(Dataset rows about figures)
"""

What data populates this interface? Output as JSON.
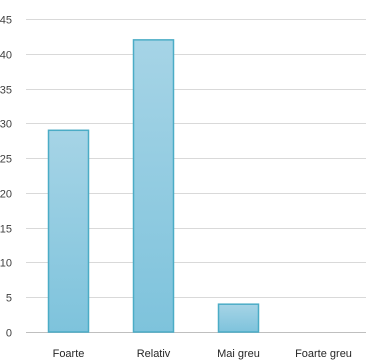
{
  "chart_data": {
    "type": "bar",
    "title": "",
    "xlabel": "",
    "ylabel": "",
    "categories": [
      "Foarte",
      "Relativ",
      "Mai greu",
      "Foarte greu"
    ],
    "values": [
      29,
      42,
      4,
      0
    ],
    "ylim": [
      0,
      45
    ],
    "yticks": [
      0,
      5,
      10,
      15,
      20,
      25,
      30,
      35,
      40,
      45
    ],
    "grid": true,
    "legend": "none",
    "colors": {
      "bar_fill_top": "#a6d4e6",
      "bar_fill_bottom": "#7ec3dc",
      "bar_stroke": "#4bacc6",
      "grid": "#d9d9d9"
    }
  }
}
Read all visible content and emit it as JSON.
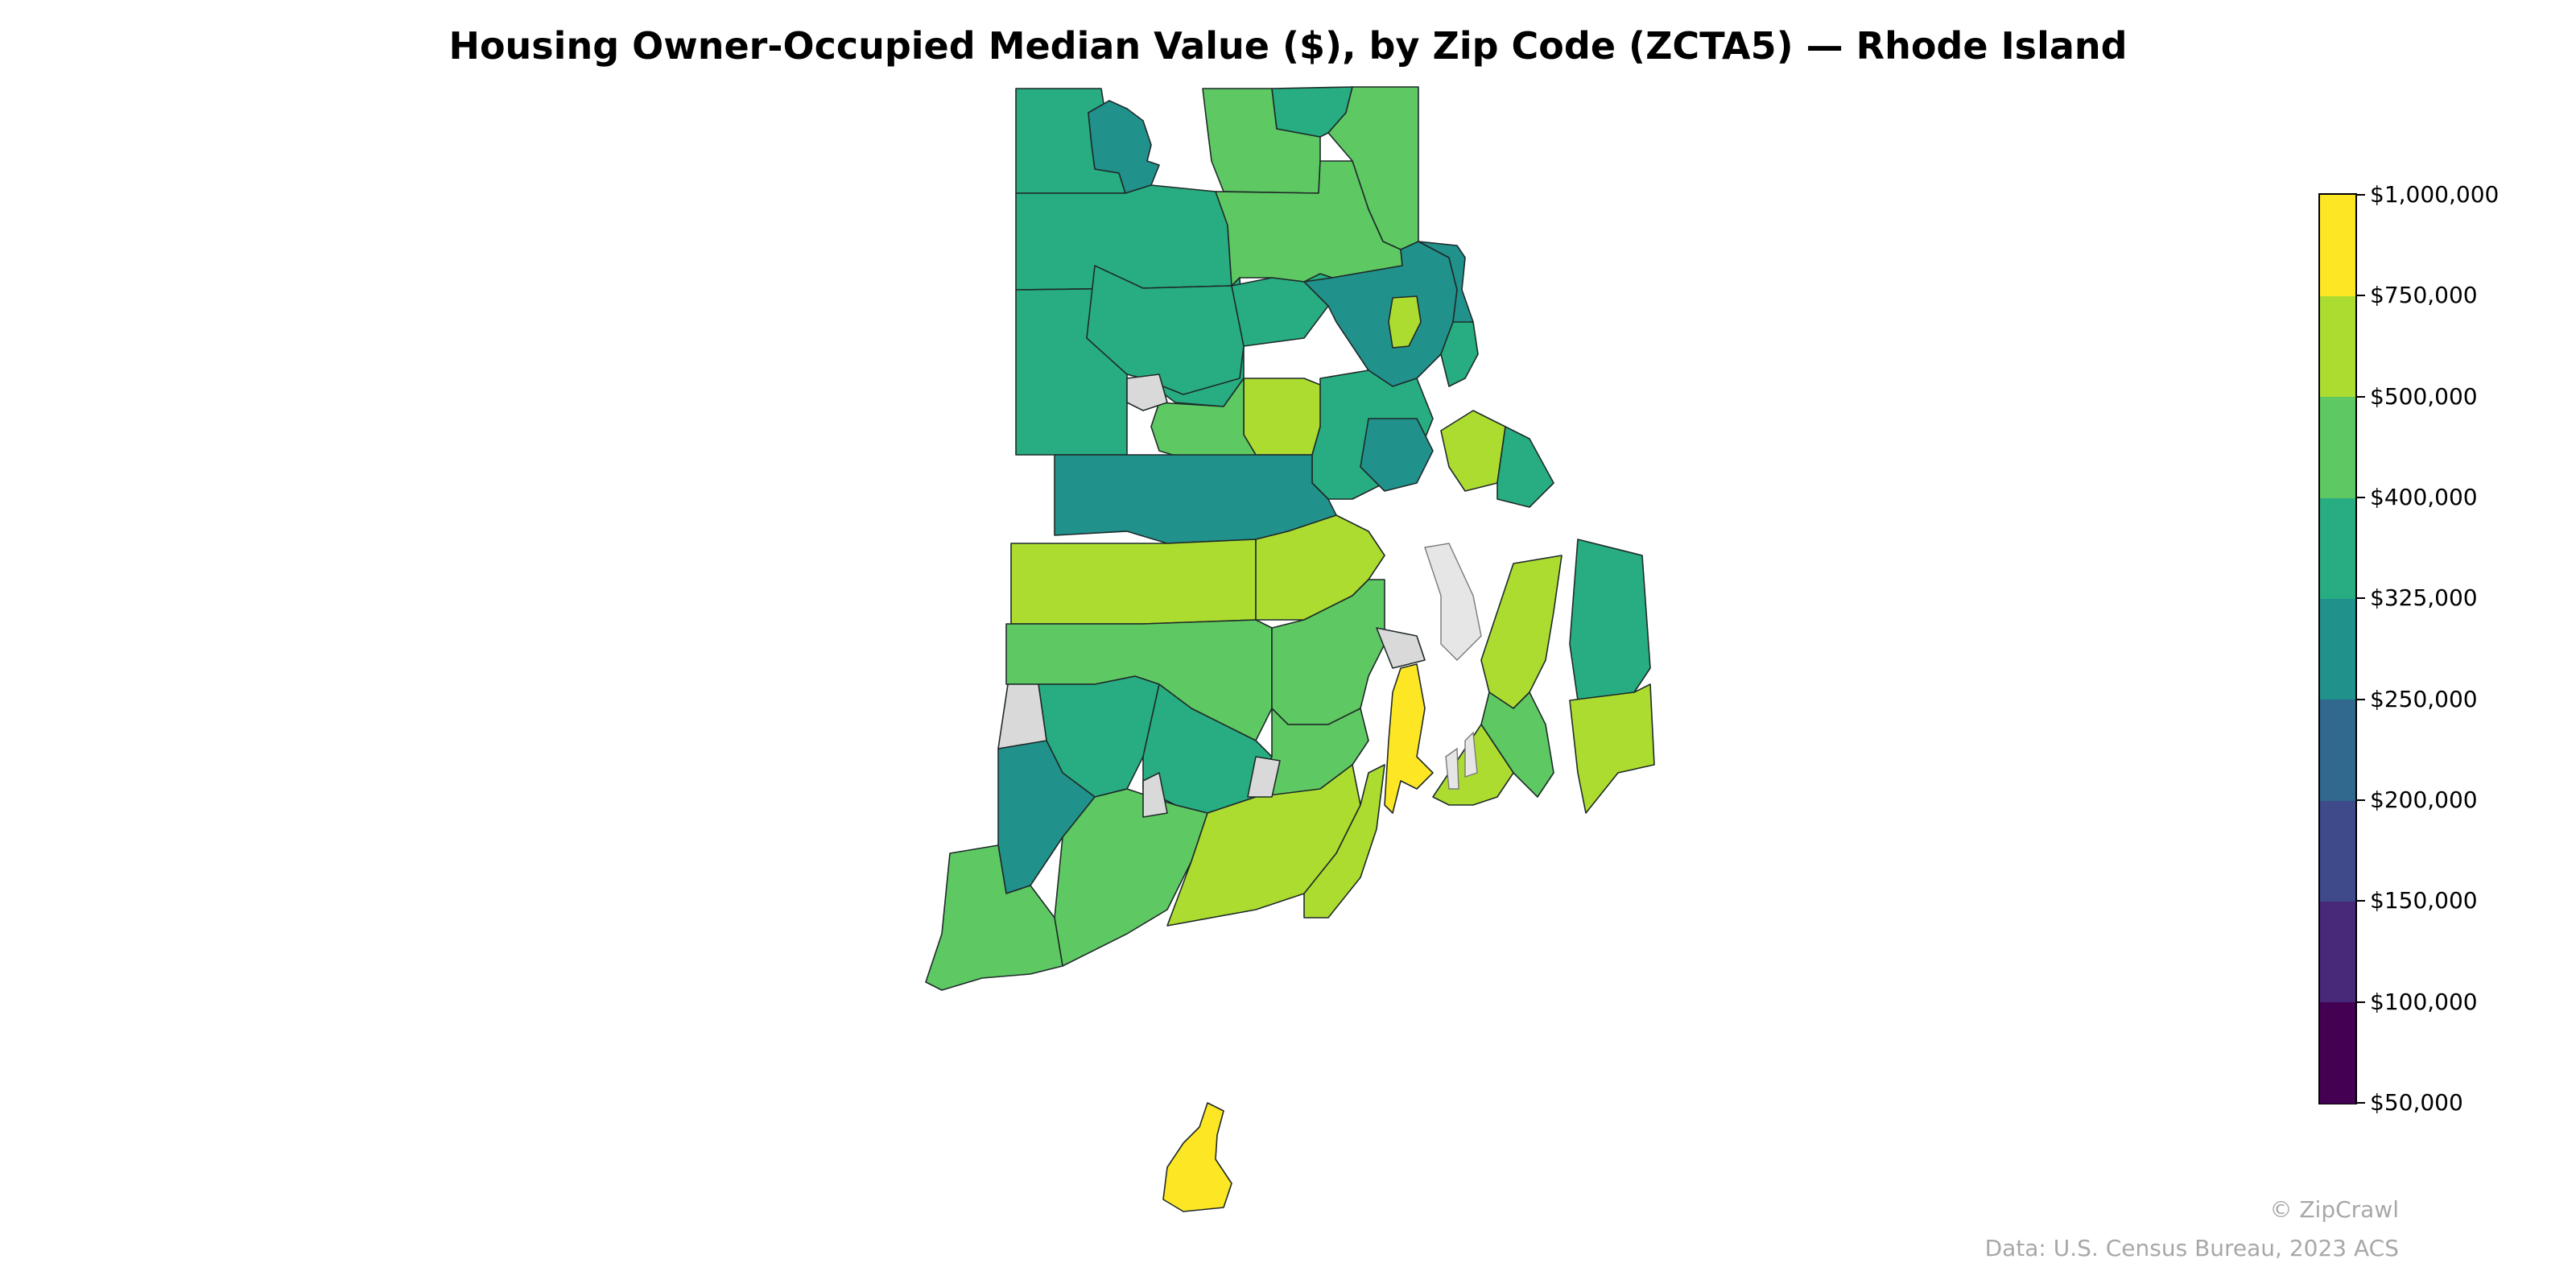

"""

» **Aim**
Set the listing down in full and exactly. Pictures within it should not appear in the copy.

» **Answer to this problem**
What data populates this interface? Output as JSON.
{
  "chart_data": {
    "type": "bar",
    "title": "",
    "xlabel": "",
    "ylabel": "",
    "categories": [
      "Foarte",
      "Relativ",
      "Mai greu",
      "Foarte greu"
    ],
    "values": [
      29,
      42,
      4,
      0
    ],
    "ylim": [
      0,
      45
    ],
    "yticks": [
      0,
      5,
      10,
      15,
      20,
      25,
      30,
      35,
      40,
      45
    ],
    "grid": true,
    "legend": "none",
    "colors": {
      "bar_fill_top": "#a6d4e6",
      "bar_fill_bottom": "#7ec3dc",
      "bar_stroke": "#4bacc6",
      "grid": "#d9d9d9"
    }
  }
}
Read all visible content and emit it as JSON.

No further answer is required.